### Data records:
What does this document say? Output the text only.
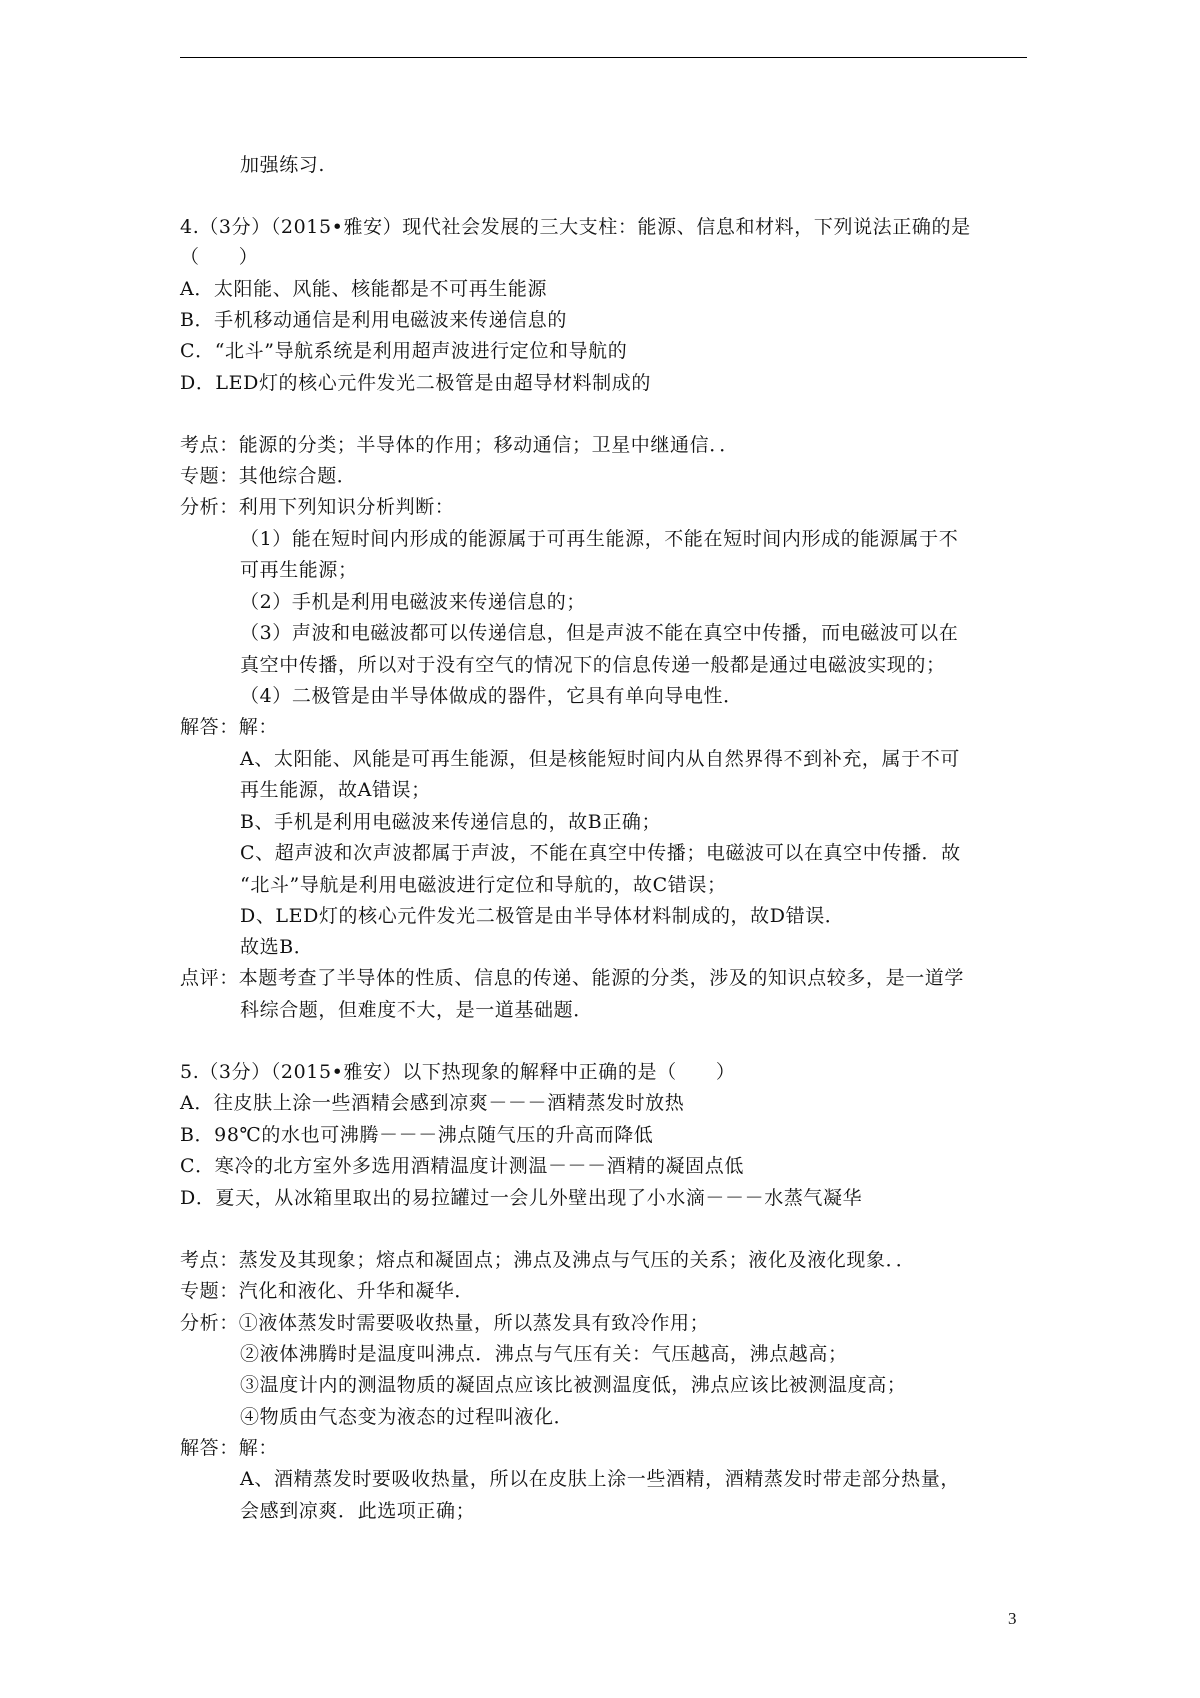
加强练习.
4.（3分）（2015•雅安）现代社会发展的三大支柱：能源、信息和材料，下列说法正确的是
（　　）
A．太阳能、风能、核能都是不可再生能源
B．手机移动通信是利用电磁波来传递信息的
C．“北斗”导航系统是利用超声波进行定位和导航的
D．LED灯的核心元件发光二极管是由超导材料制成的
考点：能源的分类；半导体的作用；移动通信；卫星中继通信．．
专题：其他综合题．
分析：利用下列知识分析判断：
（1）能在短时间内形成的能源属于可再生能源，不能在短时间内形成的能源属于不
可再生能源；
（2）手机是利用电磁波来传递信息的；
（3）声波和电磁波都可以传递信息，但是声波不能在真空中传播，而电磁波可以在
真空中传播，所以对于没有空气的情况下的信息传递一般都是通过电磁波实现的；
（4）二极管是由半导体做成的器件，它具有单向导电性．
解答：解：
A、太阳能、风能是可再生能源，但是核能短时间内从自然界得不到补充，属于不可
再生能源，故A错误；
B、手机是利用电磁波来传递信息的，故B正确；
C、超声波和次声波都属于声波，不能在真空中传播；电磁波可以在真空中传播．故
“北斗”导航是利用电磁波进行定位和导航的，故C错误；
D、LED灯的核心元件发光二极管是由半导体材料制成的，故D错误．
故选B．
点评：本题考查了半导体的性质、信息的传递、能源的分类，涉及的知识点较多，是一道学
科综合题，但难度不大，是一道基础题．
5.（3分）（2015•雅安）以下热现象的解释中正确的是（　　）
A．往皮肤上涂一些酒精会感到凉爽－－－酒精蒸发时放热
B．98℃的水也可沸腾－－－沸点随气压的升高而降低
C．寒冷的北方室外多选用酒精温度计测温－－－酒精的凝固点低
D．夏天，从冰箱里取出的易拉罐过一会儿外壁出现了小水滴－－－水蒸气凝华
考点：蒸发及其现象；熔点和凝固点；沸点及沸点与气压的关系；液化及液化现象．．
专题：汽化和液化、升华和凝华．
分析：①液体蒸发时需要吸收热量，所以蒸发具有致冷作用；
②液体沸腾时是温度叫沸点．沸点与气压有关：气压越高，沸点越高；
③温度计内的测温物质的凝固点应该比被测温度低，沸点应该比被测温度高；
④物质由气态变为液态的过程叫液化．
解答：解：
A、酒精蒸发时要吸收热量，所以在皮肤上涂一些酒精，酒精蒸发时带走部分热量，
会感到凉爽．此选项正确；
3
...
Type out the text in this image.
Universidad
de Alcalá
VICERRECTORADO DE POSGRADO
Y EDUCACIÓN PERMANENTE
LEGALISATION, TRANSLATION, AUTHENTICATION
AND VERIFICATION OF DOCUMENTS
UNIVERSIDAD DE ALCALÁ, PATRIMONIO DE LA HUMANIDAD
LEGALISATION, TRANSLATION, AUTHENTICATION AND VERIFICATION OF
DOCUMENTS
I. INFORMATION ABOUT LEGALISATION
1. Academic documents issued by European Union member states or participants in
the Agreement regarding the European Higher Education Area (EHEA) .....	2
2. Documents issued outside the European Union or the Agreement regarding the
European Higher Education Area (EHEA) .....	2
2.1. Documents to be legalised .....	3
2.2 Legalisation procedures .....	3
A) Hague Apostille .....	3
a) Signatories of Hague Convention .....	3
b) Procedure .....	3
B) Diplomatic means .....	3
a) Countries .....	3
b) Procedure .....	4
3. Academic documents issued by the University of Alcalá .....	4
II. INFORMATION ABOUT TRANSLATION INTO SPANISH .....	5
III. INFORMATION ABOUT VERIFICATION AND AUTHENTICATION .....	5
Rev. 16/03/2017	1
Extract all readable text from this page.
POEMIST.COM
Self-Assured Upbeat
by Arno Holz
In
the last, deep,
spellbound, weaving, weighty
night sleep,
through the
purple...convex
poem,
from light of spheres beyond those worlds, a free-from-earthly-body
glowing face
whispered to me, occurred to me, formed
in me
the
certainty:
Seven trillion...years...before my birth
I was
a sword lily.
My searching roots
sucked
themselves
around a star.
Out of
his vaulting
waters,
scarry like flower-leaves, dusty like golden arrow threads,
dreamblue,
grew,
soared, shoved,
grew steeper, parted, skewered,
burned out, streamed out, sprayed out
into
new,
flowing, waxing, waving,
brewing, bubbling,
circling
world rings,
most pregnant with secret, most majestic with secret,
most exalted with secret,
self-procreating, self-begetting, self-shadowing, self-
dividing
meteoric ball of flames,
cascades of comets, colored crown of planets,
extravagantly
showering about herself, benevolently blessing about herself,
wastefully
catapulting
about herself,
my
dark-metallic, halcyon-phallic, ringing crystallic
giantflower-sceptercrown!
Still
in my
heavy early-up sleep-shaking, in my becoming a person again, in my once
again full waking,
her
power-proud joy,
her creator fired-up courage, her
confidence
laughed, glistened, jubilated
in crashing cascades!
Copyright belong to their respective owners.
* * *
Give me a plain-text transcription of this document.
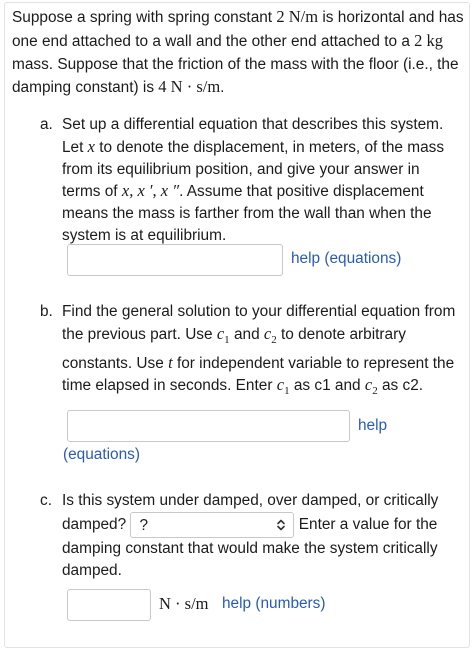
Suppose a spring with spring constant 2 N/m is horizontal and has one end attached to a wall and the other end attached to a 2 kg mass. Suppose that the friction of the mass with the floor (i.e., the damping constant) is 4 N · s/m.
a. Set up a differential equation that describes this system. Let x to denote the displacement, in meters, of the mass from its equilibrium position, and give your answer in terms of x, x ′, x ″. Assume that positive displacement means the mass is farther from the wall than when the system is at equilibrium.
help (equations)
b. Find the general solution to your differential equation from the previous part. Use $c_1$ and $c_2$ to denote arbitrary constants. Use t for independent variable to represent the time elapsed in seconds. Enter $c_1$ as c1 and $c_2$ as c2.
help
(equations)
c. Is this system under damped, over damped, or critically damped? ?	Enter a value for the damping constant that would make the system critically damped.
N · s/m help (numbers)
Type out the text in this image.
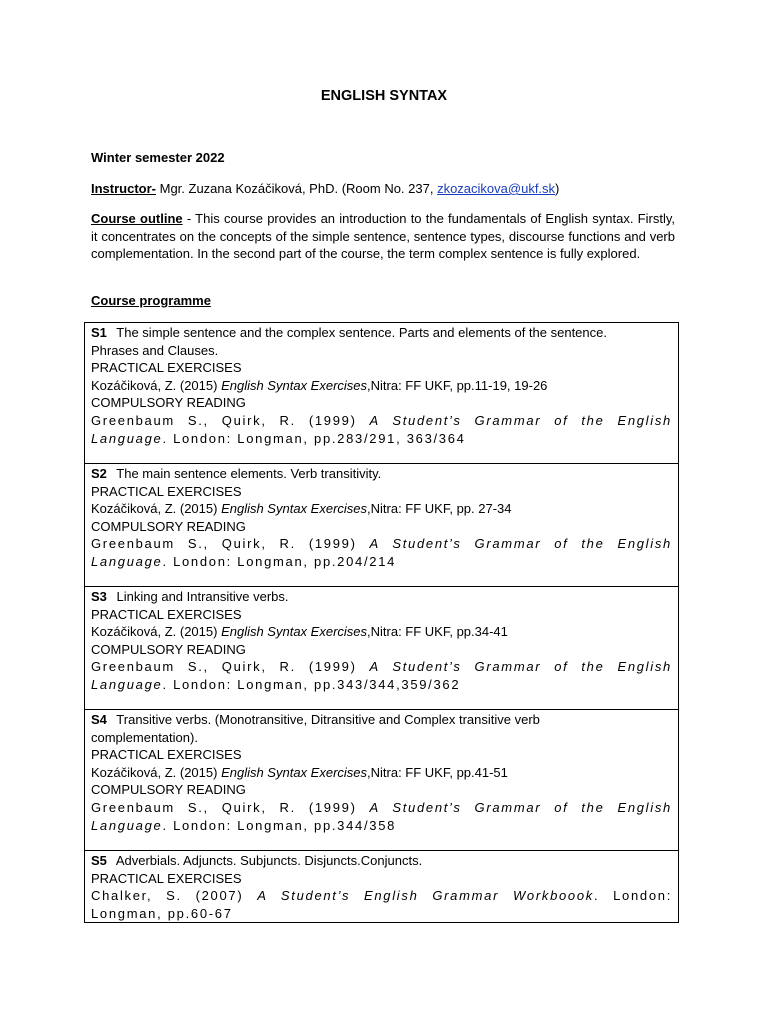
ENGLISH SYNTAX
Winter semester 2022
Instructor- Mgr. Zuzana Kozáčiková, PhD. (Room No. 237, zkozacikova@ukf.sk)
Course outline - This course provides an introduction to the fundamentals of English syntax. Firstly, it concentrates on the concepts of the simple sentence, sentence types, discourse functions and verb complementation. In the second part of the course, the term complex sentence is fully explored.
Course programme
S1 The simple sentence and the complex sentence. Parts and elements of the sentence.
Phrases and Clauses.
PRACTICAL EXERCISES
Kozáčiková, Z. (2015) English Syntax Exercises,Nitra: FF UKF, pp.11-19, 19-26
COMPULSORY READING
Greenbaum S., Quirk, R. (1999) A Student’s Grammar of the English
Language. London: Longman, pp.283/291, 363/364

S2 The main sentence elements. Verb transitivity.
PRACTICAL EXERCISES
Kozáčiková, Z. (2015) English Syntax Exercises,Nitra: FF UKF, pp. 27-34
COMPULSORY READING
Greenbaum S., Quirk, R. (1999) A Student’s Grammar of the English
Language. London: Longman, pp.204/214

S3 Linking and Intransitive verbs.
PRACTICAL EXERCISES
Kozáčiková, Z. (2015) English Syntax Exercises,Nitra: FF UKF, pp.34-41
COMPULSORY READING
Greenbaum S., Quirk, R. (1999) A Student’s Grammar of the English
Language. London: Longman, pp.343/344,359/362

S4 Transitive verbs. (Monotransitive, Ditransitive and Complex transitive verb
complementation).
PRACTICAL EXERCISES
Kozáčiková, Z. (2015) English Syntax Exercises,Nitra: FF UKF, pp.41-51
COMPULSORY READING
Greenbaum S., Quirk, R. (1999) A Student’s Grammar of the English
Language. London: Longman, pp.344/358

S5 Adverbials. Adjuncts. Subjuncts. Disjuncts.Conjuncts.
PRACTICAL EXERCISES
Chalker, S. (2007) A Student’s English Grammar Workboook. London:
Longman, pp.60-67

### Brief:
How many lines in the records hold the string "VERIFICATION"? Reply with the number alone.

### Task output:
3